— begin Source text —

To review the exposure, expand the findings, as shown in Figure 3 for the correlation of resources, status, attributes, and traits such as software vulnerabilities, misconfigurations, and reachability. These are also referred to as trait types. For a particular exposure finding, a trait can be associated with one or more signals, and a signal can contain one or more indicators.

Figure 3: Exposure findings

Figure 3: Exposure findings

As shown in Figure 3, the Potential Credential Stealing: Internet reachable EC2 instance with administrative instance profile has network-exploitable software vulnerabilities with a high likelihood of exploitation finding indicates that there are misconfigurations, vulnerabilities, and reachability (indication of an open network path to a resource) associated with the instance. To find out more about the signal, select anywhere in the line associated with the risk, and you will see an overview panel, as shown in Figure 4.

Figure 4: Exposure finding overview

Figure 4: Exposure finding overview

This example highlights a critical-severity finding for an internet-reachable EC2 instance with software vulnerabilities in the us-east-1 Region. This visualization is powerful because the Potential attack path diagram helps you see what matters by mapping out how potential threat actors could exploit these vulnerabilities to access your resources. The finding also includes critical metadata such as the resource identifier, creation time, reachability, vulnerability, and misconfigurations.

Using the finding, you can quickly understand complex security relationships, assess risk context, and determine remediation priorities, so you can better protect your workloads in the cloud and make more informed security decisions. To prioritize your security response efforts, you can also set finding severity levels and update status, and export findings in OCSF format.

To understand why an exposure is present, you can select the Traits tab, as shown in Figure 5. This will list traits such as Misconfiguration or Vulnerability. If you select By signal, in the Traits tab, you have a full list of the signals associated with the exposure finding. These signals are the underlying findings that were created from different services, such as Security Hub CSPM and Amazon Inspector, that were correlated together to determine the risk associated with the exposure finding.

Figure 5: Exposure finding traits

Figure 5: Exposure finding traits

If you select the Resources tab, you will see the resources associated with the exposure finding, as shown in Figure 6.

Figure 6: Exposure finding resources

Figure 6: Exposure finding resources

For this example, we have an EC2 instance, but you might have a combination of resources such as an EC2 instance, Amazon Simple Storage Service (Amazon S3) bucket, and AWS Identity and Access Management (IAM) role. This list of resources will help you determine what needs to be remediated in your environment to mitigate the risk attributed to this finding.

Finally, with the Create ticket option, Security Hub helps streamline the incident management process through its native integrations with popular ticketing systems such as Jira and ServiceNow. This integration minimizes the need for manual ticket creation and reduces the time between finding and fixing security issues. Organizations can use a Security Hub Automation Rule to automatically create and track tickets for security findings directly from the Security Hub console, helping to make sure that no critical security exposure goes unaddressed. Integration with these widely-used ticketing systems helps maintain a consistent workflow, enables better tracking of remediation efforts, and improves collaboration between security and operations teams. This can help you make your security operations more efficient by providing a streamlined path from detection to resolution.

— end Source text —
— begin Material —

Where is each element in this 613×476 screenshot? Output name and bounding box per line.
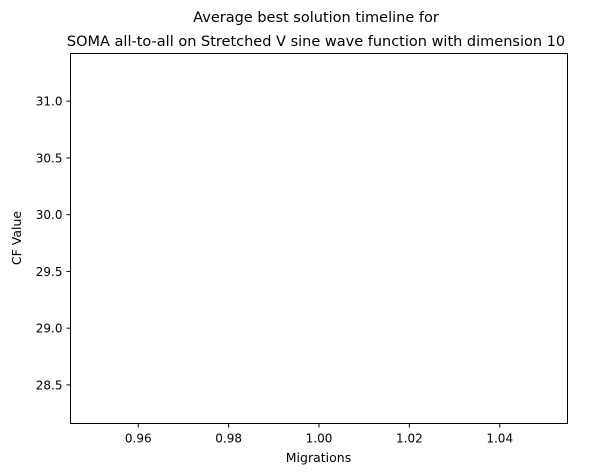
x-tick-label: 1.02 [396,432,423,446]
x-tick-label: 1.04 [486,432,513,446]
x-tick-label: 0.98 [215,432,242,446]
x-tick-label: 0.96 [125,432,152,446]
y-tick-label: 31.0 [36,95,63,109]
x-axis-label: Migrations [286,450,351,465]
y-tick-label: 30.5 [36,151,63,165]
chart-title-line-1: Average best solution timeline for [193,10,439,26]
y-axis-label: CF Value [9,211,24,266]
y-tick-label: 29.5 [36,265,63,279]
y-tick-label: 28.5 [36,378,63,392]
chart-title-line-2: SOMA all-to-all on Stretched V sine wave… [67,34,565,50]
plot-area [70,53,568,424]
x-axis: 0.96 0.98 1.00 1.02 1.04 [125,423,513,446]
y-tick-label: 30.0 [36,208,63,222]
x-tick-label: 1.00 [306,432,333,446]
y-tick-label: 29.0 [36,322,63,336]
y-axis: 28.5 29.0 29.5 30.0 30.5 31.0 [36,95,71,392]
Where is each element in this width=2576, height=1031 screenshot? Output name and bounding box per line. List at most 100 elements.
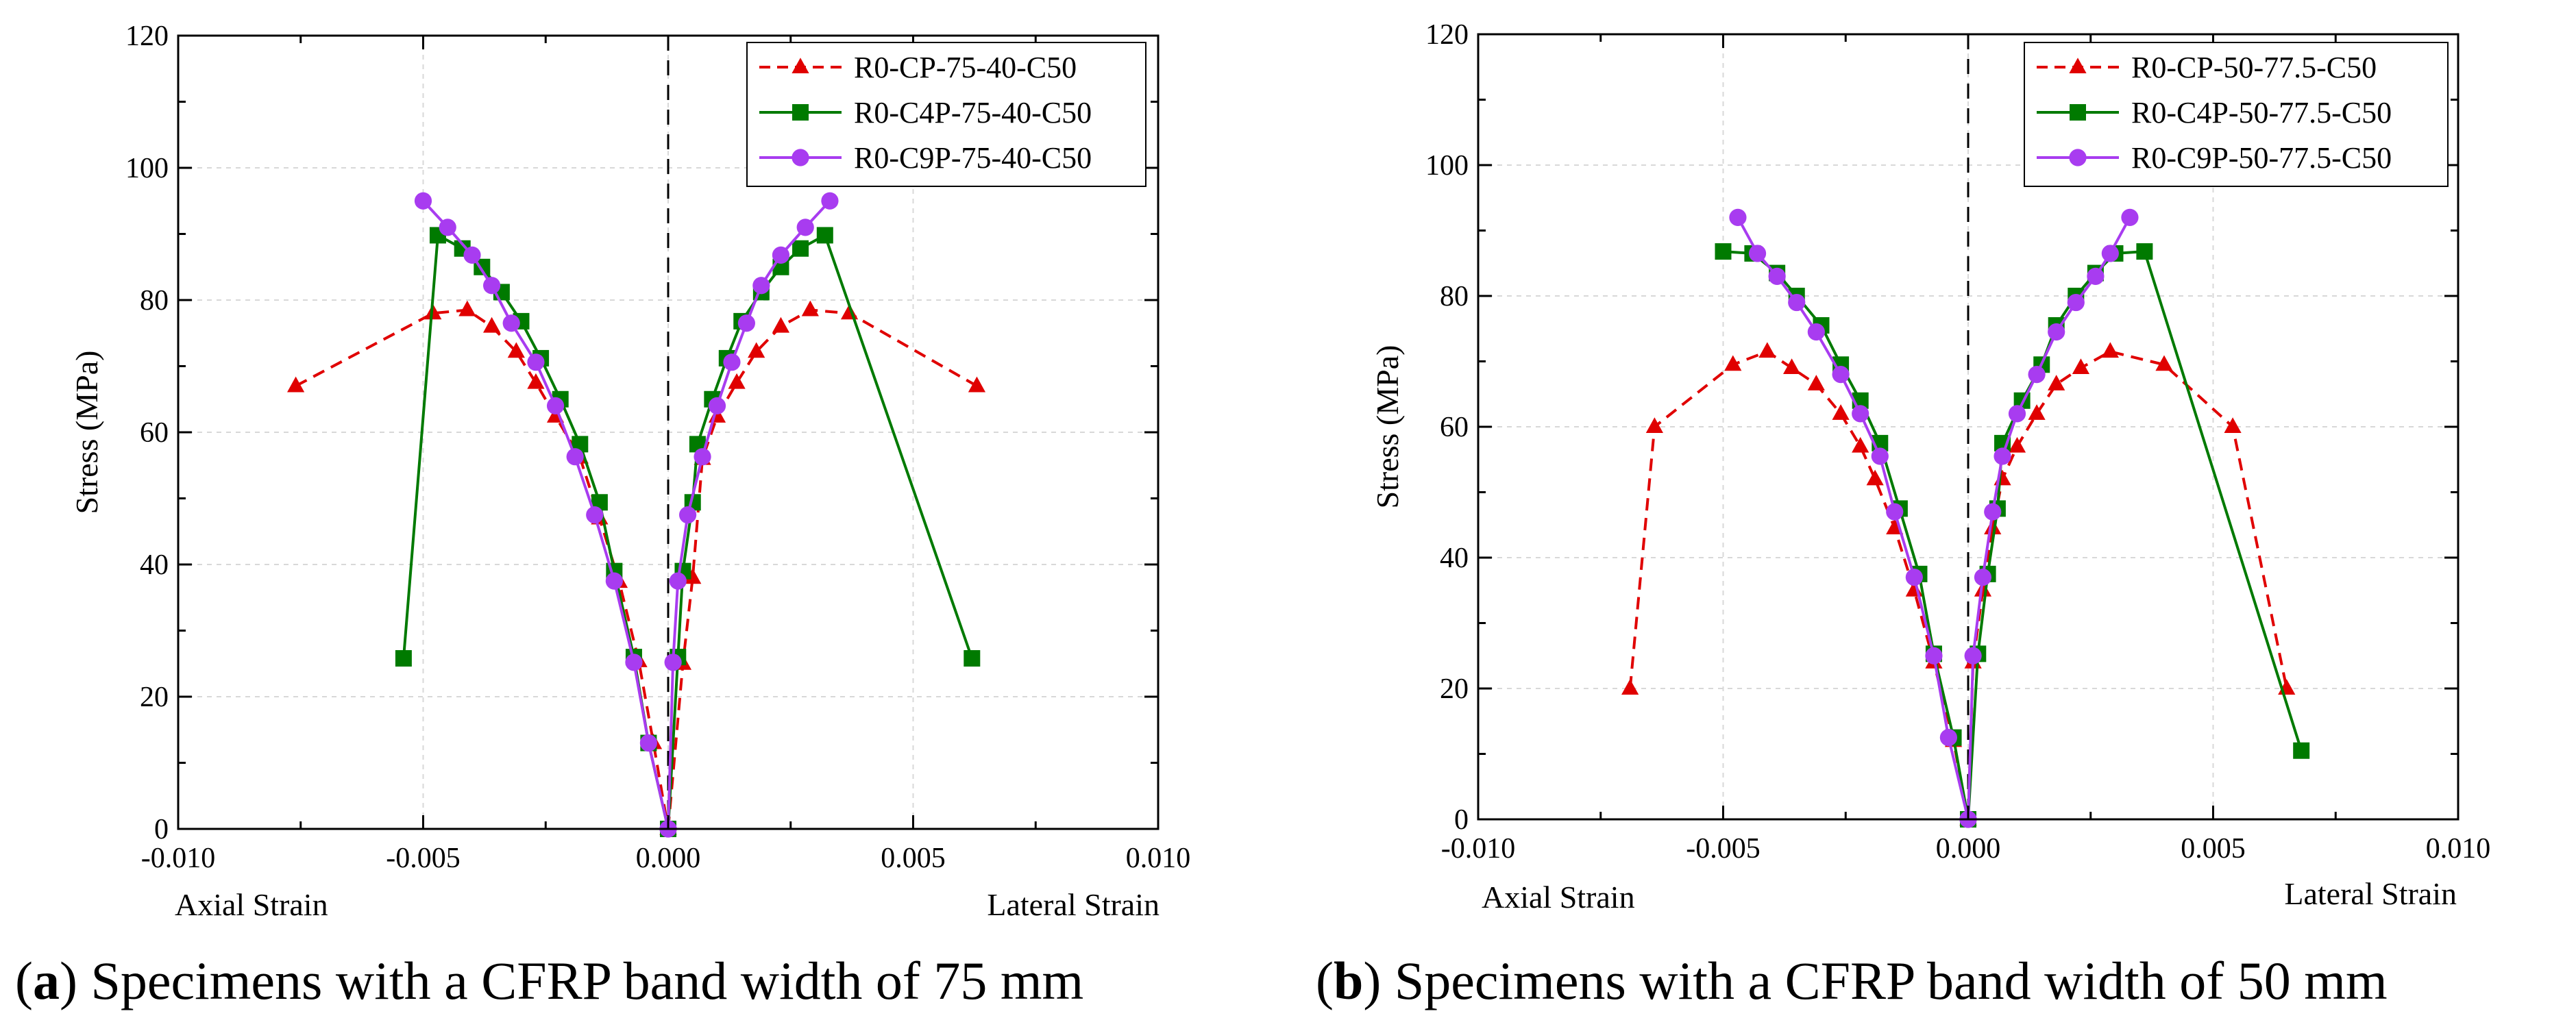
y-tick-label-b-3: 60 xyxy=(1440,412,1469,443)
panel-a: -0.010 -0.005 0.000 0.005 0.010 0 20 40 60 80 100 1… xyxy=(15,21,1190,1010)
data-point-b-0-axial-3 xyxy=(1758,342,1776,358)
data-point-a-2-axial-1 xyxy=(439,219,456,236)
y-tick-label-a-2: 40 xyxy=(140,549,169,581)
panel-label-b: b xyxy=(1334,951,1363,1010)
data-point-a-2-lateral-8 xyxy=(752,277,770,295)
y-tick-label-b-6: 120 xyxy=(1425,19,1469,51)
data-point-b-0-axial-4 xyxy=(1783,358,1801,375)
y-tick-label-b-0: 0 xyxy=(1454,804,1469,836)
legend-marker-b-2 xyxy=(2069,149,2087,166)
data-point-a-1-lateral-12 xyxy=(964,650,981,667)
data-point-a-2-axial-10 xyxy=(625,654,643,671)
data-point-b-2-axial-7 xyxy=(1871,447,1889,465)
data-point-a-2-axial-0 xyxy=(414,192,432,210)
data-point-b-2-lateral-10 xyxy=(2101,245,2119,262)
data-point-a-2-axial-6 xyxy=(546,397,565,415)
data-point-a-2-lateral-9 xyxy=(772,246,790,264)
y-tick-label-b-4: 80 xyxy=(1440,281,1469,312)
data-point-a-2-axial-8 xyxy=(586,506,604,524)
data-point-a-0-lateral-5 xyxy=(728,373,746,389)
legend-a: R0-CP-75-40-C50 R0-C4P-75-40-C50 R0-C9P-75… xyxy=(746,42,1146,187)
data-point-a-0-lateral-2 xyxy=(684,568,702,584)
data-point-a-2-axial-2 xyxy=(463,246,481,264)
caption-text-a: Specimens with a CFRP band width of 75 m… xyxy=(90,951,1083,1010)
series-a xyxy=(287,192,986,838)
data-point-a-0-axial-2 xyxy=(458,300,476,316)
data-point-b-0-axial-8 xyxy=(1866,469,1884,486)
data-point-b-2-lateral-11 xyxy=(2121,208,2139,226)
series-line-b-0-axial xyxy=(1628,349,1970,820)
data-point-b-2-axial-11 xyxy=(1939,729,1957,747)
data-point-b-1-axial-0 xyxy=(1715,243,1732,260)
caption-a: (a) Specimens with a CFRP band width of … xyxy=(15,951,1083,1010)
x-tick-label-a-2: 0.000 xyxy=(636,843,701,874)
data-point-b-0-lateral-6 xyxy=(2028,404,2046,420)
data-point-a-0-lateral-8 xyxy=(801,300,819,316)
y-axis-label-a: Stress (MPa) xyxy=(69,351,104,514)
x-tick-label-b-0: -0.010 xyxy=(1441,833,1516,865)
data-point-a-2-axial-11 xyxy=(639,734,658,752)
caption-text-b: Specimens with a CFRP band width of 50 m… xyxy=(1395,951,2388,1010)
data-point-b-2-lateral-8 xyxy=(2067,293,2085,312)
data-point-b-2-lateral-9 xyxy=(2087,267,2105,285)
data-point-b-2-axial-9 xyxy=(1905,569,1923,586)
data-point-a-2-lateral-11 xyxy=(821,192,839,210)
legend-label-a-1: R0-C4P-75-40-C50 xyxy=(854,96,1092,129)
data-point-b-2-axial-3 xyxy=(1788,293,1806,312)
y-tick-label-a-0: 0 xyxy=(154,814,169,845)
data-point-a-2-lateral-10 xyxy=(796,219,814,236)
x-label-axial-a: Axial Strain xyxy=(175,887,328,922)
data-point-a-1-axial-0 xyxy=(395,650,412,667)
legend-marker-b-1 xyxy=(2070,104,2086,121)
data-point-b-0-axial-6 xyxy=(1832,404,1850,420)
data-point-a-0-axial-0 xyxy=(287,376,305,393)
data-point-b-2-axial-10 xyxy=(1925,647,1943,664)
y-tick-label-b-1: 20 xyxy=(1440,673,1469,705)
data-point-b-0-lateral-11 xyxy=(2224,417,2242,433)
data-point-b-0-lateral-2 xyxy=(1974,580,1992,597)
data-point-b-0-axial-0 xyxy=(1621,679,1639,695)
data-point-a-0-axial-5 xyxy=(527,373,545,389)
data-point-b-2-lateral-4 xyxy=(1994,447,2011,465)
y-tick-label-b-5: 100 xyxy=(1425,150,1469,182)
data-point-b-0-lateral-5 xyxy=(2008,436,2026,453)
legend-marker-a-2 xyxy=(792,149,809,166)
data-point-b-2-lateral-3 xyxy=(1984,503,2002,521)
y-tick-label-b-2: 40 xyxy=(1440,543,1469,574)
data-point-b-0-lateral-9 xyxy=(2101,342,2119,358)
data-point-b-2-axial-6 xyxy=(1852,405,1869,423)
data-point-a-2-lateral-7 xyxy=(737,314,755,332)
x-label-axial-b: Axial Strain xyxy=(1482,880,1635,915)
y-tick-label-a-3: 60 xyxy=(140,417,169,449)
y-tick-label-a-1: 20 xyxy=(140,682,169,713)
x-tick-label-a-1: -0.005 xyxy=(386,843,461,874)
data-point-a-2-axial-9 xyxy=(605,572,623,590)
data-point-a-2-axial-7 xyxy=(566,448,584,466)
y-tick-label-a-4: 80 xyxy=(140,285,169,316)
data-point-a-1-lateral-10 xyxy=(792,240,809,257)
x-tick-label-b-4: 0.010 xyxy=(2426,833,2491,865)
legend-marker-a-0 xyxy=(792,58,809,73)
data-point-b-0-lateral-3 xyxy=(1984,519,2002,535)
data-point-b-2-lateral-6 xyxy=(2028,366,2046,384)
data-point-b-0-lateral-7 xyxy=(2048,375,2065,390)
legend-marker-b-0 xyxy=(2069,58,2087,73)
x-tick-label-a-4: 0.010 xyxy=(1126,843,1191,874)
x-label-lateral-b: Lateral Strain xyxy=(2284,876,2457,911)
data-point-b-0-lateral-10 xyxy=(2155,355,2173,371)
data-point-a-2-axial-5 xyxy=(527,353,545,371)
data-point-b-2-axial-5 xyxy=(1832,366,1850,384)
data-point-b-2-axial-4 xyxy=(1807,323,1825,341)
data-point-b-2-lateral-7 xyxy=(2048,323,2065,341)
data-point-a-1-lateral-11 xyxy=(816,227,833,244)
legend-label-b-1: R0-C4P-50-77.5-C50 xyxy=(2131,96,2392,129)
data-point-a-2-lateral-2 xyxy=(669,572,687,590)
y-axis-label-b: Stress (MPa) xyxy=(1370,345,1405,509)
legend-b: R0-CP-50-77.5-C50 R0-C4P-50-77.5-C50 R0-C9… xyxy=(2024,42,2449,187)
data-point-b-2-lateral-2 xyxy=(1974,569,1992,586)
data-point-b-2-lateral-1 xyxy=(1964,647,1982,664)
data-point-b-1-lateral-12 xyxy=(2293,742,2310,759)
legend-label-b-0: R0-CP-50-77.5-C50 xyxy=(2131,51,2377,84)
data-point-a-2-axial-4 xyxy=(502,314,520,332)
legend-label-b-2: R0-C9P-50-77.5-C50 xyxy=(2131,141,2392,175)
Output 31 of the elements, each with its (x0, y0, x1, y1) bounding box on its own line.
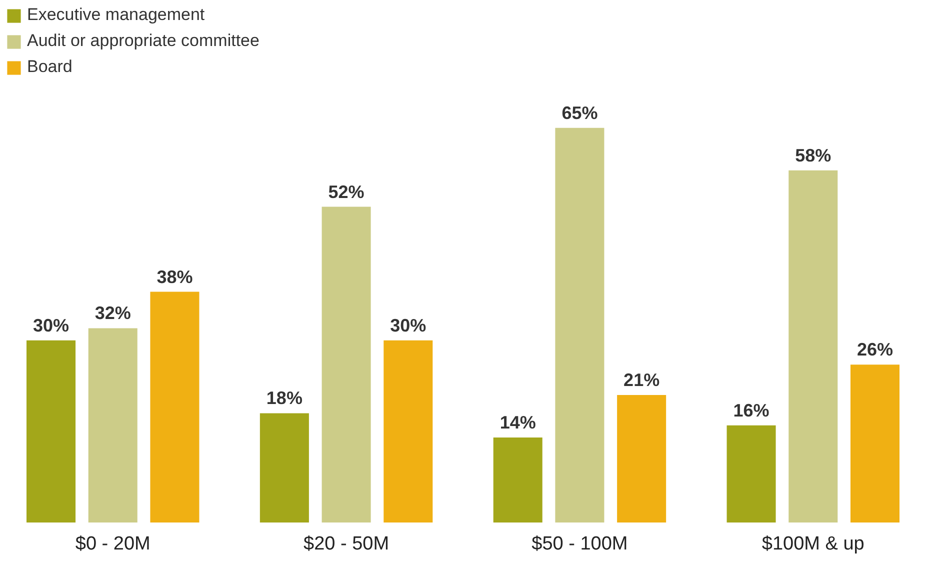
data-label: 21% (624, 370, 660, 390)
data-label: 18% (266, 388, 302, 408)
bar (788, 170, 838, 522)
legend-label: Executive management (27, 5, 205, 25)
bar (617, 394, 666, 522)
bar (322, 206, 371, 522)
bar (88, 328, 138, 522)
data-label: 52% (328, 182, 364, 202)
data-label: 16% (733, 400, 770, 420)
data-label: 38% (156, 266, 193, 287)
data-label: 14% (500, 412, 536, 432)
data-label: 26% (856, 340, 893, 360)
bar (26, 340, 76, 522)
legend-label: Board (27, 57, 72, 77)
data-label: 30% (33, 315, 70, 336)
data-label: 65% (562, 102, 598, 123)
x-tick-label: $50 - 100M (532, 534, 628, 554)
x-tick-label: $100M & up (762, 534, 864, 554)
bar (150, 292, 200, 522)
x-tick-label: $20 - 50M (304, 534, 390, 554)
legend-label: Audit or appropriate committee (27, 31, 260, 51)
bar (384, 340, 433, 522)
x-tick-label: $0 - 20M (75, 534, 150, 554)
data-label: 32% (94, 303, 131, 324)
bar (850, 364, 900, 522)
bar (555, 128, 604, 522)
bar (726, 425, 776, 522)
bar (493, 437, 542, 522)
bar (260, 413, 309, 522)
data-label: 30% (390, 315, 426, 336)
data-label: 58% (795, 145, 832, 166)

— end Material —

#### Task description:
Please explain, in one to three sentences, why the exposure findings walkthrough calls the visualization in the finding overview powerful. The listing has nothing to do with the exposure findings walkthrough.

#### Result of the exercise:
The visualization is called powerful because its Potential attack path diagram maps out how potential threat actors could exploit the vulnerabilities to access your resources. That helps you see what matters.